▶ _Exercise text_

Personal information
- Full name: Carlos Javier Grossmüller
- Date of birth: 4 May 1983 (age 43)
- Place of birth: Montevideo, Uruguay
- Height: 1.81 m (5 ft 11 in)
- Position: Midfielder

Youth career
- 1988–1996: Ombu

Senior career*
- Years: Team / Apps / (Gls)
- 2002–2007: Danubio / 90 / (21)
- 2004: → Fénix (loan) / 6 / (0)
- 2007–2010: Schalke 04 / 13 / (1)
- 2008–2009: → Schalke 04 II (loan) / 14 / (1)
- 2009–2010: → Danubio (loan) / 23 / (5)
- 2010–2012: Lecce / 37 / (3)
- 2012–2013: Peñarol / 15 / (0)
- 2013–2014: Cerro / 29 / (4)
- 2015–2017: Universitario de Deportes / 16 / (3)
- 2017: → Sandefjord (loan) / 12 / (3)
- 2018–2020: Danubio / 62 / (16)
- 2021–2022: San Lorenzo de San José

International career
- 2003–2006: Uruguay / 4 / (0)

Managerial career
- 2023: Bella Vista

= Carlos Grossmüller =

Uruguayan footballer (born 1983)

▶ _Data listing_
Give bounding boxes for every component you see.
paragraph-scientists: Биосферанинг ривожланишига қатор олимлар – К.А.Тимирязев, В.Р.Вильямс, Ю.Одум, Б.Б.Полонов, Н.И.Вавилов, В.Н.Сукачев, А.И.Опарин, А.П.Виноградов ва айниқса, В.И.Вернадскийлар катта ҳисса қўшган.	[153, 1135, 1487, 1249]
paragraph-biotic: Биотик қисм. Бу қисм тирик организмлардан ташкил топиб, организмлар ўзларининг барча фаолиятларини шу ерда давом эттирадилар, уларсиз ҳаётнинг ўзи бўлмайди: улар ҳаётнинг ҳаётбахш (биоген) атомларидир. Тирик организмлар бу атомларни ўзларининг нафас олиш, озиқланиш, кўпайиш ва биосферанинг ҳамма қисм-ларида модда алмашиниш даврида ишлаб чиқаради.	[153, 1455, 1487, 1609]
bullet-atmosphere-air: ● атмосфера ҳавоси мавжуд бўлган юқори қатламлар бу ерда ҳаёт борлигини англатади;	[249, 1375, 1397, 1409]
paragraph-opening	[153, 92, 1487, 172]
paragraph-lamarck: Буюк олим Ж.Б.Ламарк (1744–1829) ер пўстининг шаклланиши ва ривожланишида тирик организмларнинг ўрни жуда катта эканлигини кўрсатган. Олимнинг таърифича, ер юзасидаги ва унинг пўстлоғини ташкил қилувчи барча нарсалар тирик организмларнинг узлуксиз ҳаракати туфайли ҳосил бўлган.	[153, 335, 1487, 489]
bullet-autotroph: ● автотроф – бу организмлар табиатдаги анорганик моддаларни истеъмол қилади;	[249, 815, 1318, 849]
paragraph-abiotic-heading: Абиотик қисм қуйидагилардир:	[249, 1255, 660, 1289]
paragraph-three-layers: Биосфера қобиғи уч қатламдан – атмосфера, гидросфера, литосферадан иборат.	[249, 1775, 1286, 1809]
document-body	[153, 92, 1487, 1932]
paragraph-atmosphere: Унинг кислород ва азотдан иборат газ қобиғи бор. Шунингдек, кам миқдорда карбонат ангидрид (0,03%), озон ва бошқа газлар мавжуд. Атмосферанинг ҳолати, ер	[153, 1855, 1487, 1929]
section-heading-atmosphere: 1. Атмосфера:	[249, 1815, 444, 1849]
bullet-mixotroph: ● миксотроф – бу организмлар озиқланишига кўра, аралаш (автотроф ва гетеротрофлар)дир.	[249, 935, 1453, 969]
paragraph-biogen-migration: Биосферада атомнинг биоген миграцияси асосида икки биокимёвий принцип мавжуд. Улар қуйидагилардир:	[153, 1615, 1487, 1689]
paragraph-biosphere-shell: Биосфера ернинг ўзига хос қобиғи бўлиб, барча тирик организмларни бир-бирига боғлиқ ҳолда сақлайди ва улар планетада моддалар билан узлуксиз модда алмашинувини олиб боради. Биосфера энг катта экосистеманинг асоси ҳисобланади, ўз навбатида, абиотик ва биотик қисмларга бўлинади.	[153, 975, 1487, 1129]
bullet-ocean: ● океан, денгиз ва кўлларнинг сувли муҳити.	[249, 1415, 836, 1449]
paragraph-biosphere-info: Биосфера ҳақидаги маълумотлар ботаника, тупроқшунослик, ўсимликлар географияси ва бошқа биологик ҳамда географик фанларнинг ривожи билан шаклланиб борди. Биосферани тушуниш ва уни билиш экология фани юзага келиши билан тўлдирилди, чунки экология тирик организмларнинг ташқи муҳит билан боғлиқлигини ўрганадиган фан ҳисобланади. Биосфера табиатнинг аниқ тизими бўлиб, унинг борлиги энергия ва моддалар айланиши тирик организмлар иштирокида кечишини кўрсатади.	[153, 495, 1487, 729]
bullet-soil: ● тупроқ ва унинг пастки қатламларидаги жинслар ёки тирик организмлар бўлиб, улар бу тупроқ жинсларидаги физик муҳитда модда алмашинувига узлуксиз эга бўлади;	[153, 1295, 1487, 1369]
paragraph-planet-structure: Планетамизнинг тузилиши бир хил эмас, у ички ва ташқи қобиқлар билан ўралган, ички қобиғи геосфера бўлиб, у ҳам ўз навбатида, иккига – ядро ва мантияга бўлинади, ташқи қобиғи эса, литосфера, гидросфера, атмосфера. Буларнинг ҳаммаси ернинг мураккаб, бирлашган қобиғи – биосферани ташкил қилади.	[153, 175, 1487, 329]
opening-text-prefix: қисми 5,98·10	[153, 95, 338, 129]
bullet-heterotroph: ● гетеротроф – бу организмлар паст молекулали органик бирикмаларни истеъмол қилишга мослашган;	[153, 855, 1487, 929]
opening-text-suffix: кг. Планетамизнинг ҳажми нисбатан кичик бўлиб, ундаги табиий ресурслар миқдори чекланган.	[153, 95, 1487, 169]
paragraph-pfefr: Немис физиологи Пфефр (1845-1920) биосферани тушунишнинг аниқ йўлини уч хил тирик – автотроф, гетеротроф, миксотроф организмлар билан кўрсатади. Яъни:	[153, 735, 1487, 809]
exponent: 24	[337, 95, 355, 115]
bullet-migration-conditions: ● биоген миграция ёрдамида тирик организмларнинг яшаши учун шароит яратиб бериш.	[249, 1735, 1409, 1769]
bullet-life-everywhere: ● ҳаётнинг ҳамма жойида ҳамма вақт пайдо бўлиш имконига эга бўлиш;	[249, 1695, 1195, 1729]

▶ _Required action 1_
Reproduce the part of the Carlos Grossmüller profile that opens with the words "- 2009–2010: →" and closes with "Deportes / 16 / (3)".
▶ _Required action 2_
According to the Carlos Grossmüller profile, which teams did he play for on loan?
Rely only on the Carlos Grossmüller profile, not on any outside knowledge.

▶ _Written response 1_
- 2009–2010: → Danubio (loan) / 23 / (5)
- 2010–2012: Lecce / 37 / (3)
- 2012–2013: Peñarol / 15 / (0)
- 2013–2014: Cerro / 29 / (4)
- 2015–2017: Universitario de Deportes / 16 / (3)

▶ _Written response 2_
- Fénix (2004)
- Schalke 04 II (2008–2009)
- Danubio (2009–2010)
- Sandefjord (2017)